++++ DATASET ENTRIES

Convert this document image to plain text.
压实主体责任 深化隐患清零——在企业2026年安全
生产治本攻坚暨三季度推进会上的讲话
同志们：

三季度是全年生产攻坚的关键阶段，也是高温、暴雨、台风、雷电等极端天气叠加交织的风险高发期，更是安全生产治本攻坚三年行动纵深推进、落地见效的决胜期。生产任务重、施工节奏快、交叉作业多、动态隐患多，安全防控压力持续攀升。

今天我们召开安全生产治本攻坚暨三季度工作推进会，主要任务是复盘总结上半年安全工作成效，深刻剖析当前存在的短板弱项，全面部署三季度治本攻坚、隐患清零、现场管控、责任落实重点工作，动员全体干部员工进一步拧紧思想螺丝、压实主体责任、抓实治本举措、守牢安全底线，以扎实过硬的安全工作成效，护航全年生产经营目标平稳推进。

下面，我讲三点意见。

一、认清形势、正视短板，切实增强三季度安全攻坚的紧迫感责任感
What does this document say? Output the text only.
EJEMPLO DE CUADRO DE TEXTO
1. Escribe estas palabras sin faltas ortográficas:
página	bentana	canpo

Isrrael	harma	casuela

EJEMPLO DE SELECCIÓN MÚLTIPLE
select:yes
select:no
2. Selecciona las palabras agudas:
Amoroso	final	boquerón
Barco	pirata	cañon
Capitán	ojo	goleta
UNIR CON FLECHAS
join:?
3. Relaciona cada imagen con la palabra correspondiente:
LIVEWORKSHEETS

++++++++

◆ EXERCISE REQUIREMENTS ◆
Every entry must be output again, exactly as written above.

◆ RESPONSE TO THE EXERCISE ◆
Convert this document image to plain text.
压实主体责任 深化隐患清零——在企业2026年安全
生产治本攻坚暨三季度推进会上的讲话
同志们：

三季度是全年生产攻坚的关键阶段，也是高温、暴雨、台风、雷电等极端天气叠加交织的风险高发期，更是安全生产治本攻坚三年行动纵深推进、落地见效的决胜期。生产任务重、施工节奏快、交叉作业多、动态隐患多，安全防控压力持续攀升。

今天我们召开安全生产治本攻坚暨三季度工作推进会，主要任务是复盘总结上半年安全工作成效，深刻剖析当前存在的短板弱项，全面部署三季度治本攻坚、隐患清零、现场管控、责任落实重点工作，动员全体干部员工进一步拧紧思想螺丝、压实主体责任、抓实治本举措、守牢安全底线，以扎实过硬的安全工作成效，护航全年生产经营目标平稳推进。

下面，我讲三点意见。

一、认清形势、正视短板，切实增强三季度安全攻坚的紧迫感责任感
What does this document say? Output the text only.
EJEMPLO DE CUADRO DE TEXTO
1. Escribe estas palabras sin faltas ortográficas:
página	bentana	canpo

Isrrael	harma	casuela

EJEMPLO DE SELECCIÓN MÚLTIPLE
select:yes
select:no
2. Selecciona las palabras agudas:
Amoroso	final	boquerón
Barco	pirata	cañon
Capitán	ojo	goleta
UNIR CON FLECHAS
join:?
3. Relaciona cada imagen con la palabra correspondiente:
LIVEWORKSHEETS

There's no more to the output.